EXERCISE OBJECTIVE - From the entries below, gather every line containing the string "abril".

═══ EXERCISE INPUTS

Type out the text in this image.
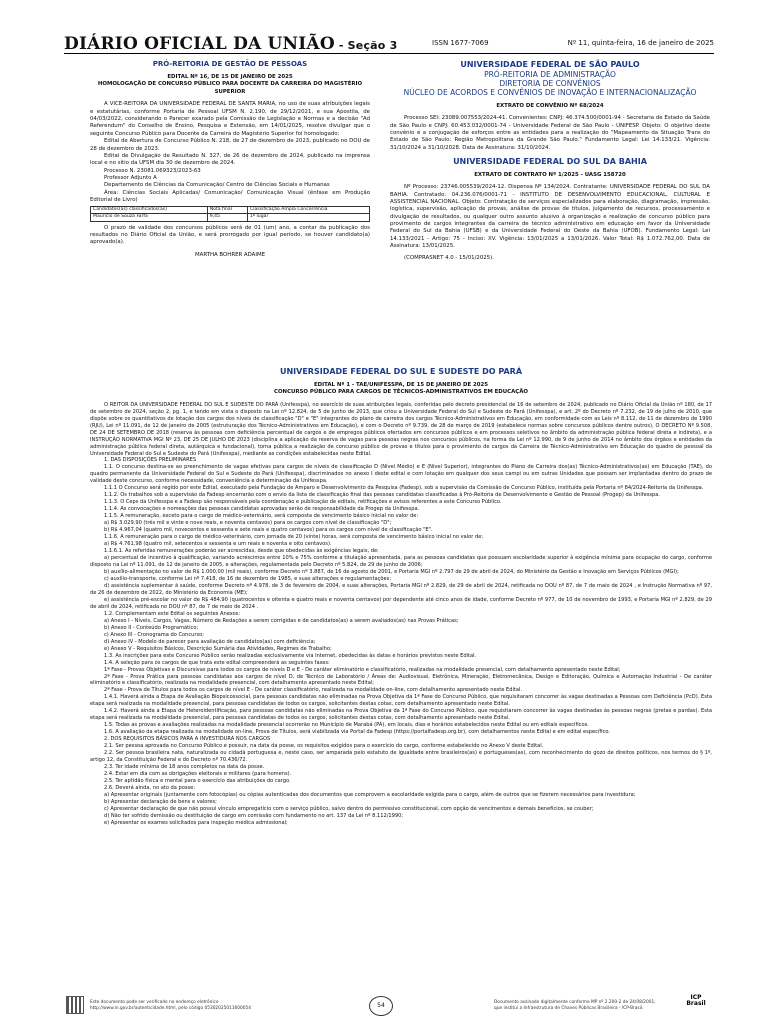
DIÁRIO OFICIAL DA UNIÃO - Seção 3	ISSN 1677-7069	Nº 11, quinta-feira, 16 de janeiro de 2025
PRÓ-REITORIA DE GESTÃO DE PESSOAS
EDITAL Nº 16, DE 15 DE JANEIRO DE 2025
HOMOLOGAÇÃO DE CONCURSO PÚBLICO PARA DOCENTE DA CARREIRA DO MAGISTÉRIO SUPERIOR

A VICE-REITORA DA UNIVERSIDADE FEDERAL DE SANTA MARIA, no uso de suas atribuições legais e estatutárias, conforme Portaria de Pessoal UFSM N. 2.190, de 29/12/2021, e sua Apostila, de 04/03/2022, considerando o Parecer exarado pela Comissão de Legislação e Normas e a decisão "Ad Referendum" do Conselho de Ensino, Pesquisa e Extensão, em 14/01/2025, resolve divulgar que o seguinte Concurso Público para Docente da Carreira do Magistério Superior foi homologado:

Edital de Abertura de Concurso Público N. 218, de 27 de dezembro de 2023, publicado no DOU de 28 de dezembro de 2023.

Edital de Divulgação de Resultado N. 327, de 26 de dezembro de 2024, publicado na imprensa local e no sítio da UFSM dia 30 de dezembro de 2024.

Processo N. 23081.069323/2023-63

Professor Adjunto A

Departamento de Ciências da Comunicação/ Centro de Ciências Sociais e Humanas

Área: Ciências Sociais Aplicadas/ Comunicação/ Comunicação Visual (ênfase em Produção Editorial de Livro)

Candidatos(as) classificados(as)	Nota final	Classificação Ampla Concorrência
Mauricio de Souza Farfa	9,45	1º lugar

O prazo de validade dos concursos públicos será de 01 (um) ano, a contar da publicação dos resultados no Diário Oficial da União, e será prorrogado por igual período, se houver candidato(a) aprovado(a).

MARTHA BOHRER ADAIME
UNIVERSIDADE FEDERAL DE SÃO PAULO
PRÓ-REITORIA DE ADMINISTRAÇÃO
DIRETORIA DE CONVÊNIOS
NÚCLEO DE ACORDOS E CONVÊNIOS DE INOVAÇÃO E INTERNACIONALIZAÇÃO
EXTRATO DE CONVÊNIO Nº 68/2024

Processo SEI: 23089.007553/2024-41. Convenientes: CNPJ: 46.374.500/0001-94 - Secretaria de Estado da Saúde de São Paulo e CNPJ: 60.453.032/0001-74 - Universidade Federal de São Paulo - UNIFESP. Objeto: O objetivo deste convênio é a conjugação de esforços entre as entidades para a realização do "Mapeamento da Situação Trans do Estado de São Paulo: Região Metropolitana da Grande São Paulo." Fundamento Legal: Lei 14.133/21. Vigência: 31/10/2024 a 31/10/2028. Data de Assinatura: 31/10/2024.

UNIVERSIDADE FEDERAL DO SUL DA BAHIA
EXTRATO DE CONTRATO Nº 1/2025 - UASG 158720

Nº Processo: 23746.005539/2024-12. Dispensa Nº 134/2024. Contratante: UNIVERSIDADE FEDERAL DO SUL DA BAHIA. Contratado: 04.236.076/0001-71 - INSTITUTO DE DESENVOLVIMENTO EDUCACIONAL, CULTURAL E ASSISTENCIAL NACIONAL. Objeto: Contratação de serviços especializados para elaboração, diagramação, impressão, logística, supervisão, aplicação de provas, análise de provas de títulos, julgamento de recursos, processamento e divulgação de resultados, ou qualquer outro assunto alusivo à organização e realização de concurso público para provimento de cargos integrantes da carreira de técnico administrativo em educação em favor da Universidade Federal do Sul da Bahia (UFSB) e da Universidade Federal do Oeste da Bahia (UFOB). Fundamento Legal: Lei 14.133/2021 - Artigo: 75 - Inciso: XV. Vigência: 13/01/2025 a 13/01/2026. Valor Total: R$ 1.072.762,00. Data de Assinatura: 13/01/2025.

(COMPRASNET 4.0 - 15/01/2025).

UNIVERSIDADE FEDERAL DO SUL E SUDESTE DO PARÁ
EDITAL Nº 1 - TAE/UNIFESSPA, DE 15 DE JANEIRO DE 2025
CONCURSO PÚBLICO PARA CARGOS DE TÉCNICOS-ADMINISTRATIVOS EM EDUCAÇÃO

O REITOR DA UNIVERSIDADE FEDERAL DO SUL E SUDESTE DO PARÁ (Unifesspa), no exercício de suas atribuições legais, conferidas pelo decreto presidencial de 16 de setembro de 2024, publicado no Diário Oficial da União nº 180, de 17 de setembro de 2024, seção 2, pg. 1, e tendo em vista o disposto na Lei nº 12.824, de 5 de junho de 2013, que criou a Universidade Federal do Sul e Sudeste do Pará (Unifesspa), e art. 2º do Decreto nº 7.232, de 19 de julho de 2010, que dispõe sobre os quantitativos de lotação dos cargos dos níveis de classificação "D" e "E" integrantes do plano de carreira dos cargos Técnico-Administrativos em Educação, em conformidade com as Leis nº 8.112, de 11 de dezembro de 1990 (RJU), Lei nº 11.091, de 12 de janeiro de 2005 (estruturação dos Técnico-Administrativos em Educação), e com o Decreto nº 9.739, de 28 de março de 2019 (estabelece normas sobre concursos públicos dentre outros), O DECRETO Nº 9.508, DE 24 DE SETEMBRO DE 2018 (reserva às pessoas com deficiência percentual de cargos e de empregos públicos ofertados em concursos públicos e em processos seletivos no âmbito da administração pública federal direta e indireta), e a INSTRUÇÃO NORMATIVA MGI Nº 23, DE 25 DE JULHO DE 2023 (disciplina a aplicação da reserva de vagas para pessoas negras nos concursos públicos, na forma da Lei nº 12.990, de 9 de junho de 2014 no âmbito dos órgãos e entidades da administração pública federal direta, autárquica e fundacional), torna pública a realização de concurso público de provas e títulos para o provimento de cargos da Carreira de Técnico-Administrativo em Educação do quadro de pessoal da Universidade Federal do Sul e Sudeste do Pará (Unifesspa), mediante as condições estabelecidas neste Edital.

1. DAS DISPOSIÇÕES PRELIMINARES

1.1. O concurso destina-se ao preenchimento de vagas efetivas para cargos de níveis de classificação D (Nível Médio) e E (Nível Superior), integrantes do Plano de Carreira dos(as) Técnico-Administrativos(as) em Educação (TAE), do quadro permanente da Universidade Federal do Sul e Sudeste do Pará (Unifesspa), discriminados no anexo I deste edital e com lotação em qualquer dos seus campi ou em outras Unidades que possam ser implantadas dentro do prazo de validade deste concurso, conforme necessidade, conveniência e determinação da Unifesspa.

1.1.1 O Concurso será regido por este Edital, executado pela Fundação de Amparo e Desenvolvimento da Pesquisa (Fadesp), sob a supervisão da Comissão de Concurso Público, instituída pela Portaria nº 84/2024-Reitoria da Unifesspa.

1.1.2. Os trabalhos sob a supervisão da Fadesp encerrarão com o envio da lista de classificação final das pessoas candidatas classificadas à Pró-Reitoria de Desenvolvimento e Gestão de Pessoal (Progep) da Unifesspa.

1.1.3. O Ceps da Unifesspa e a Fadesp são responsáveis pela coordenação e publicação de editais, retificações e avisos referentes a este Concurso Público.

1.1.4. As convocações e nomeações das pessoas candidatas aprovadas serão de responsabilidade da Progep da Unifesspa.

1.1.5. A remuneração, exceto para o cargo de médico-veterinário, será composta de vencimento básico inicial no valor de:

a) R$ 3.029,90 (três mil e vinte e nove reais, e noventa centavos) para os cargos com nível de classificação "D";

b) R$ 4.967,04 (quatro mil, novecentos e sessenta e sete reais e quatro centavos) para os cargos com nível de classificação "E".

1.1.6. A remuneração para o cargo de médico-veterinário, com jornada de 20 (vinte) horas, será composta de vencimento básico inicial no valor de:

a) R$ 4.761,98 (quatro mil, setecentos e sessenta e um reais e noventa e oito centavos).

1.1.6.1. As referidas remunerações poderão ser acrescidas, desde que obedecidas às exigências legais, de:

a) percentual de incentivo à qualificação, variando acréscimos entre 10% e 75% conforme a titulação apresentada, para as pessoas candidatas que possuam escolaridade superior à exigência mínima para ocupação do cargo, conforme disposto na Lei nº 11.091, de 12 de janeiro de 2005, e alterações, regulamentada pelo Decreto nº 5.824, de 29 de junho de 2006;

b) auxílio-alimentação no valor de R$ 1.000,00 (mil reais), conforme Decreto nº 3.887, de 16 de agosto de 2001, e Portaria MGI nº 2.797 de 29 de abril de 2024, do Ministério da Gestão e Inovação em Serviços Públicos (MGI);

c) auxílio-transporte, conforme Lei nº 7.418, de 16 de dezembro de 1985, e suas alterações e regulamentações;

d) assistência suplementar à saúde, conforme Decreto nº 4.978, de 3 de fevereiro de 2004, e suas alterações, Portaria MGI nº 2.829, de 29 de abril de 2024, retificada no DOU nº 87, de 7 de maio de 2024 , e Instrução Normativa nº 97, de 26 de dezembro de 2022, do Ministério da Economia (ME);

e) assistência pré-escolar no valor de R$ 484,90 (quatrocentos e oitenta e quatro reais e noventa centavos) por dependente até cinco anos de idade, conforme Decreto nº 977, de 10 de novembro de 1993, e Portaria MGI nº 2.829, de 29 de abril de 2024, retificada no DOU nº 87, de 7 de maio de 2024 .

1.2. Complementam este Edital os seguintes Anexos:

a) Anexo I - Níveis, Cargos, Vagas, Número de Redações a serem corrigidas e de candidatos(as) a serem avaliados(as) nas Provas Práticas;

b) Anexo II - Conteúdo Programático;

c) Anexo III - Cronograma do Concurso;

d) Anexo IV - Modelo de parecer para avaliação de candidatos(as) com deficiência;

e) Anexo V - Requisitos Básicos, Descrição Sumária das Atividades, Regimes de Trabalho;

1.3. As inscrições para este Concurso Público serão realizadas exclusivamente via Internet, obedecidas às datas e horários previstos neste Edital.

1.4. A seleção para os cargos de que trata este edital compreenderá as seguintes fases:

1ª Fase - Provas Objetivas e Discursivas para todos os cargos de níveis D e E - De caráter eliminatório e classificatório, realizadas na modalidade presencial, com detalhamento apresentado neste Edital;

2ª Fase - Prova Prática para pessoas candidatas aos cargos de nível D, de Técnico de Laboratório / Áreas de: Audiovisual, Eletrônica, Mineração, Eletromecânica, Design e Editoração, Química e Automação Industrial - De caráter eliminatório e classificatório, realizada na modalidade presencial, com detalhamento apresentado neste Edital;

2ª Fase - Prova de Títulos para todos os cargos de nível E - De caráter classificatório, realizada na modalidade on-line, com detalhamento apresentado neste Edital.

1.4.1. Haverá ainda a Etapa de Avaliação Biopsicossocial, para pessoas candidatas não eliminadas na Prova Objetiva da 1ª Fase do Concurso Público, que requisitaram concorrer às vagas destinadas a Pessoas com Deficiência (PcD). Esta etapa será realizada na modalidade presencial, para pessoas candidatas de todos os cargos, solicitantes destas cotas, com detalhamento apresentado neste Edital.

1.4.2. Haverá ainda a Etapa de Heteroidentificação, para pessoas candidatas não eliminadas na Prova Objetiva da 1ª Fase do Concurso Público, que requisitaram concorrer às vagas destinadas às pessoas negras (pretas e pardas). Esta etapa será realizada na modalidade presencial, para pessoas candidatas de todos os cargos, solicitantes destas cotas, com detalhamento apresentado neste Edital.

1.5. Todas as provas e avaliações realizadas na modalidade presencial ocorrerão no Município de Marabá (PA), em locais, dias e horários estabelecidos neste Edital ou em editais específicos.

1.6. A avaliação da etapa realizada na modalidade on-line, Prova de Títulos, será viabilizada via Portal da Fadesp (https://portalfadesp.org.br), com detalhamentos neste Edital e em edital específico.

2. DOS REQUISITOS BÁSICOS PARA A INVESTIDURA NOS CARGOS

2.1. Ser pessoa aprovada no Concurso Público e possuir, na data da posse, os requisitos exigidos para o exercício do cargo, conforme estabelecido no Anexo V deste Edital.

2.2. Ser pessoa brasileira nata, naturalizada ou cidadã portuguesa e, neste caso, ser amparada pelo estatuto de igualdade entre brasileiros(as) e portugueses(as), com reconhecimento do gozo de direitos políticos, nos termos do § 1º, artigo 12, da Constituição Federal e do Decreto nº 70.436/72.

2.3. Ter idade mínima de 18 anos completos na data da posse.

2.4. Estar em dia com as obrigações eleitorais e militares (para homens).

2.5. Ter aptidão física e mental para o exercício das atribuições do cargo.

2.6. Deverá ainda, no ato da posse:

a) Apresentar originais (juntamente com fotocópias) ou cópias autenticadas dos documentos que comprovem a escolaridade exigida para o cargo, além de outros que se fizerem necessários para investidura;

b) Apresentar declaração de bens e valores;

c) Apresentar declaração de que não possui vínculo empregatício com o serviço público, salvo dentro do permissivo constitucional, com opção de vencimentos e demais benefícios, se couber;

d) Não ter sofrido demissão ou destituição de cargo em comissão com fundamento no art. 137 da Lei nº 8.112/1990;

e) Apresentar os exames solicitados para inspeção médica admissional;

Este documento pode ser verificado no endereço eletrônico
http://www.in.gov.br/autenticidade.html, pelo código 05302025011600054	54	Documento assinado digitalmente conforme MP nº 2.200-2 de 24/08/2001,
que institui a Infraestrutura de Chaves Públicas Brasileira - ICP-Brasil.
ICP Brasil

══════

CORRECT RESULT -
b) auxílio-alimentação no valor de R$ 1.000,00 (mil reais), conforme Decreto nº 3.887, de 16 de agosto de 2001, e Portaria MGI nº 2.797 de 29 de abril de 2024, do Ministério da Gestão e Inovação em Serviços Públicos (MGI);
d) assistência suplementar à saúde, conforme Decreto nº 4.978, de 3 de fevereiro de 2004, e suas alterações, Portaria MGI nº 2.829, de 29 de abril de 2024, retificada no DOU nº 87, de 7 de maio de 2024 , e Instrução Normativa nº 97, de 26 de dezembro de 2022, do Ministério da Economia (ME);
e) assistência pré-escolar no valor de R$ 484,90 (quatrocentos e oitenta e quatro reais e noventa centavos) por dependente até cinco anos de idade, conforme Decreto nº 977, de 10 de novembro de 1993, e Portaria MGI nº 2.829, de 29 de abril de 2024, retificada no DOU nº 87, de 7 de maio de 2024 .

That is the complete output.